* BEGIN DATA ROWS *

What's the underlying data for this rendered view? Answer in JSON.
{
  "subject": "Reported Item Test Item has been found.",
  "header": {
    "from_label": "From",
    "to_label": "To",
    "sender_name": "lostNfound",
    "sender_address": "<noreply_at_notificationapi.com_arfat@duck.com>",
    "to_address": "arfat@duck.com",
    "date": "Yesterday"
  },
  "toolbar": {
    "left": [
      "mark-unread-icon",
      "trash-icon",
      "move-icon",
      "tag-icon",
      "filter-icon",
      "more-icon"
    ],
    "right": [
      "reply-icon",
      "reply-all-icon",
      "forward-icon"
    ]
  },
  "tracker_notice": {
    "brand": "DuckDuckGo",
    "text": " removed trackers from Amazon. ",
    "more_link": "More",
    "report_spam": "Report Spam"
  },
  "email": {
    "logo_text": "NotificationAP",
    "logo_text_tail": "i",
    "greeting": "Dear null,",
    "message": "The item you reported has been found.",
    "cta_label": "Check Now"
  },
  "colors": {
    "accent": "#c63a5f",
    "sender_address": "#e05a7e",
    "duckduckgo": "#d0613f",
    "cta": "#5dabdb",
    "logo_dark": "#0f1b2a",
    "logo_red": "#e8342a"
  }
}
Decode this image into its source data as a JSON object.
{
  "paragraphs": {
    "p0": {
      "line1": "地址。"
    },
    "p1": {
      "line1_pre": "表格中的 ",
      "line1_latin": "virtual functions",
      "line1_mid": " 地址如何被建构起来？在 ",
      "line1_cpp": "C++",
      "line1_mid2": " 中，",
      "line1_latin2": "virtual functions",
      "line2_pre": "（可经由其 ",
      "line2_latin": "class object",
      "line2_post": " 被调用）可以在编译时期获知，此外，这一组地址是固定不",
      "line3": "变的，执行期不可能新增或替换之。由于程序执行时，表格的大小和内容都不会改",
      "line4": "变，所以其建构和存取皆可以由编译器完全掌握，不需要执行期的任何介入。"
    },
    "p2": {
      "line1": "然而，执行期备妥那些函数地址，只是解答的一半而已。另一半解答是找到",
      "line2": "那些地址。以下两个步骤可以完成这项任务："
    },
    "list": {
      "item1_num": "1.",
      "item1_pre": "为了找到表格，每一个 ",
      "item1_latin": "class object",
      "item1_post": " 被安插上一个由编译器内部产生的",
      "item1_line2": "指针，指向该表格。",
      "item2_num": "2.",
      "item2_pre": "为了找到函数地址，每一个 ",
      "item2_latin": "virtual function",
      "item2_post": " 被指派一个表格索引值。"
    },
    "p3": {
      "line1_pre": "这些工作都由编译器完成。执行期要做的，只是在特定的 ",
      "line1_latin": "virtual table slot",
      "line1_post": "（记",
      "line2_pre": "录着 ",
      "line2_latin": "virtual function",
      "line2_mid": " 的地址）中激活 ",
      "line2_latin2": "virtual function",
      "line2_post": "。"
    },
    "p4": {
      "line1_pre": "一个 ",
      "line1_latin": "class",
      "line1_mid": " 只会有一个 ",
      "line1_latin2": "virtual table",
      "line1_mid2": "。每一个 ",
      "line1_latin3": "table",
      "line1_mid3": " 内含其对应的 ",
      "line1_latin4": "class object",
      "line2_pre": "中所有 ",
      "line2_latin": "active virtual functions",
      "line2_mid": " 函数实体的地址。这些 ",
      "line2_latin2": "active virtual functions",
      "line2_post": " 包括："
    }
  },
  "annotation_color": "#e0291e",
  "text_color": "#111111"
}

* END DATA ROWS *

[TASK]: Show the lines from the data above that contain the string "virtual".

[CORRECT OUTPUT]:
      "line1_latin": "virtual functions",
      "line1_latin2": "virtual functions",
      "item2_latin": "virtual function",
      "line1_latin": "virtual table slot",
      "line2_latin": "virtual function",
      "line2_latin2": "virtual function",
      "line1_latin2": "virtual table",
      "line2_latin": "active virtual functions",
      "line2_latin2": "active virtual functions",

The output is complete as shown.